**Passage for review**:

=======

SQL Server 7.0's Index Tuning Wizard won't work because it uses specific calls into the Query Optimizer that don't exist in SQL Server 6.5. Instead, you can load a SQL Server 6.5 Trace file into SQL Server 7.0 Profiler, as you described. I highly recommend two resources: David Solomon and Ray Rankin, SQL Server 6.5 Unleashed (SAMS, 1998), and Microsoft's course 665, "Performance Tuning and Optimization of SQL Server 6.5." To view the course information, go to http://www.microsoft.com/trainingandservices/default.asp?pageid=training&name=course and choose Microsoft SQL Server, IT Professional, Instructor Led, Submit.

I've tried unsuccessfully to find technical information about SQL Server, as well as Windows 2000 and Windows NT 4.0, on the Web. I need details such as processor and memory capacity. Where can I find these specifications?

To find technical information online for SQL Server 2000 and 7.0, see SQL Server Books Online (BOL). Look under SQL Server Architecture, Implementation Details, Maximum Capacity Specifications. For Windows products, you get the same kind of information at http://www.microsoft.com/windows.

=======

[Page segmentation data]
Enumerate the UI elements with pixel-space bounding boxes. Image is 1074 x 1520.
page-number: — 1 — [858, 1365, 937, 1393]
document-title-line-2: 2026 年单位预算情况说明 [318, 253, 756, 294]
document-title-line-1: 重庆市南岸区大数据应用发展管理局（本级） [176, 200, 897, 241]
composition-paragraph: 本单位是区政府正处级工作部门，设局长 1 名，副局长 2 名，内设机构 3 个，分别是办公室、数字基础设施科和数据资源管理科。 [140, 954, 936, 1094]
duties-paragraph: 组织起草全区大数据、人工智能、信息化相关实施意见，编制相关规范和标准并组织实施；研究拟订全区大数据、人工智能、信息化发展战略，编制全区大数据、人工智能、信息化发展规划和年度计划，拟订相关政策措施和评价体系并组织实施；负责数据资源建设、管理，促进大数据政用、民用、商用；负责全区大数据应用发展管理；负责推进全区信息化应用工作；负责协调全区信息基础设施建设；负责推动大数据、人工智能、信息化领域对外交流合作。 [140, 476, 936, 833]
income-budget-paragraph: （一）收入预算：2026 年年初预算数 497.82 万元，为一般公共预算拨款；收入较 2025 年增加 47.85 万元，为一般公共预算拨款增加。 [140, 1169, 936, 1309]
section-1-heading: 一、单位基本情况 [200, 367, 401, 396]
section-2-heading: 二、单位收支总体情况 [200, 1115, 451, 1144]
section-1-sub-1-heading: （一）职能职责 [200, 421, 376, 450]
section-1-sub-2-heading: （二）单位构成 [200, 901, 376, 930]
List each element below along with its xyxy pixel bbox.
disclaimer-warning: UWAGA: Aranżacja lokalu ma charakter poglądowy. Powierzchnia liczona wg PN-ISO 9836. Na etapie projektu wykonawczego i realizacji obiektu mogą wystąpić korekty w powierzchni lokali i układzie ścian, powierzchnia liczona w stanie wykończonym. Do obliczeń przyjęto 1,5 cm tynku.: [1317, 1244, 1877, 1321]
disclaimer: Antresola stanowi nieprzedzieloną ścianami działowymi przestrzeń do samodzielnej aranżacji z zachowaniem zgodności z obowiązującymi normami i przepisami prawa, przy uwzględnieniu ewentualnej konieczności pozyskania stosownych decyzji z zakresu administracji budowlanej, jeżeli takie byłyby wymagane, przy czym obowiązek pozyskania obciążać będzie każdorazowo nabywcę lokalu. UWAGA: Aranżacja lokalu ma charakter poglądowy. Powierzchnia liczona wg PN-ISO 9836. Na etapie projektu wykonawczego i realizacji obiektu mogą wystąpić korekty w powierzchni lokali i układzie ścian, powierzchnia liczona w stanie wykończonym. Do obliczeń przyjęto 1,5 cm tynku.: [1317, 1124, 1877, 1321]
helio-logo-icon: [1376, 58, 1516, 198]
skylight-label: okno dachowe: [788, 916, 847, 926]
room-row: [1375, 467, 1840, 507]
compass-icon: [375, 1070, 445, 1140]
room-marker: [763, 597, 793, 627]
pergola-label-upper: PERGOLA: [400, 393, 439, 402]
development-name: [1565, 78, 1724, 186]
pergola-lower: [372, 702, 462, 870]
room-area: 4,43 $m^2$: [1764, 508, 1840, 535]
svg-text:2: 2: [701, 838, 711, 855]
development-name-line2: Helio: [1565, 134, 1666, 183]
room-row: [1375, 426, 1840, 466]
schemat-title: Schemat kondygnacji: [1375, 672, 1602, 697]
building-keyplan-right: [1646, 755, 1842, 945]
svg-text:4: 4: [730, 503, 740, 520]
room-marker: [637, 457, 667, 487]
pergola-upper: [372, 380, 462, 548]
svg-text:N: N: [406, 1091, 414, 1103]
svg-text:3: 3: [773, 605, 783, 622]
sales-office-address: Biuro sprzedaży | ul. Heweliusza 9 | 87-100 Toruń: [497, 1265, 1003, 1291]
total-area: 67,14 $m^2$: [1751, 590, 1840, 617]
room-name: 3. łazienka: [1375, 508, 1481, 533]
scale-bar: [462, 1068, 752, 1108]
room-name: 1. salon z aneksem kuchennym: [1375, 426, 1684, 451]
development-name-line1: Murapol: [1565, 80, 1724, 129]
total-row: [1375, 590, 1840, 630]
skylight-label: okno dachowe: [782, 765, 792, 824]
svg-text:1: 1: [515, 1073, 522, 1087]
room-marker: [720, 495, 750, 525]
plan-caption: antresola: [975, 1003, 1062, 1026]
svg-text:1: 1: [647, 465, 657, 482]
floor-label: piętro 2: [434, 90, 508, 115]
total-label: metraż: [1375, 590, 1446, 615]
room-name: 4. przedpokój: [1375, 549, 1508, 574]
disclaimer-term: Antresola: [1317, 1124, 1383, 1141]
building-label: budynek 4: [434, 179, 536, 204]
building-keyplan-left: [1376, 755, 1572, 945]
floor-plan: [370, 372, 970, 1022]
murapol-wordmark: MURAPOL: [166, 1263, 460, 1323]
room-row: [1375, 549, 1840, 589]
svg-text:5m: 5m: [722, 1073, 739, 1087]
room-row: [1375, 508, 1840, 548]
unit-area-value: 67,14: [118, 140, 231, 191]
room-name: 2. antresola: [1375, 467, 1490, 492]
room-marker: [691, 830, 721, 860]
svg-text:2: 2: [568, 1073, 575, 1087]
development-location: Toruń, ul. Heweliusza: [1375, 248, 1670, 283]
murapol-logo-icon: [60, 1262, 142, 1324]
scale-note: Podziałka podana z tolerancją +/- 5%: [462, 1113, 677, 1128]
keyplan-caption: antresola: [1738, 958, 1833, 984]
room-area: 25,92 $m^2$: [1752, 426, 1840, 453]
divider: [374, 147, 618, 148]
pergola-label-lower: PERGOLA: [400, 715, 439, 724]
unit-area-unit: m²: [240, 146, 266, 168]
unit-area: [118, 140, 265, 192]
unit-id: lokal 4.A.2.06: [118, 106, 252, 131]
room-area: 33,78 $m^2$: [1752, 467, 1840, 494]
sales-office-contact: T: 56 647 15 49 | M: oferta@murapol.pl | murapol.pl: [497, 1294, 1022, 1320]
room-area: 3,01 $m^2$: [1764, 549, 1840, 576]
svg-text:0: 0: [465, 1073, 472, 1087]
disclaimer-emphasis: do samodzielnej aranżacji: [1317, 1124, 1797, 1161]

=======

**About this exercise**:
Write out the full SQL Server passage above, word for word.

**Solution to the problem**:
SQL Server 7.0's Index Tuning Wizard won't work because it uses specific calls into the Query Optimizer that don't exist in SQL Server 6.5. Instead, you can load a SQL Server 6.5 Trace file into SQL Server 7.0 Profiler, as you described. I highly recommend two resources: David Solomon and Ray Rankin, SQL Server 6.5 Unleashed (SAMS, 1998), and Microsoft's course 665, "Performance Tuning and Optimization of SQL Server 6.5." To view the course information, go to http://www.microsoft.com/trainingandservices/default.asp?pageid=training&name=course and choose Microsoft SQL Server, IT Professional, Instructor Led, Submit.

I've tried unsuccessfully to find technical information about SQL Server, as well as Windows 2000 and Windows NT 4.0, on the Web. I need details such as processor and memory capacity. Where can I find these specifications?

To find technical information online for SQL Server 2000 and 7.0, see SQL Server Books Online (BOL). Look under SQL Server Architecture, Implementation Details, Maximum Capacity Specifications. For Windows products, you get the same kind of information at http://www.microsoft.com/windows.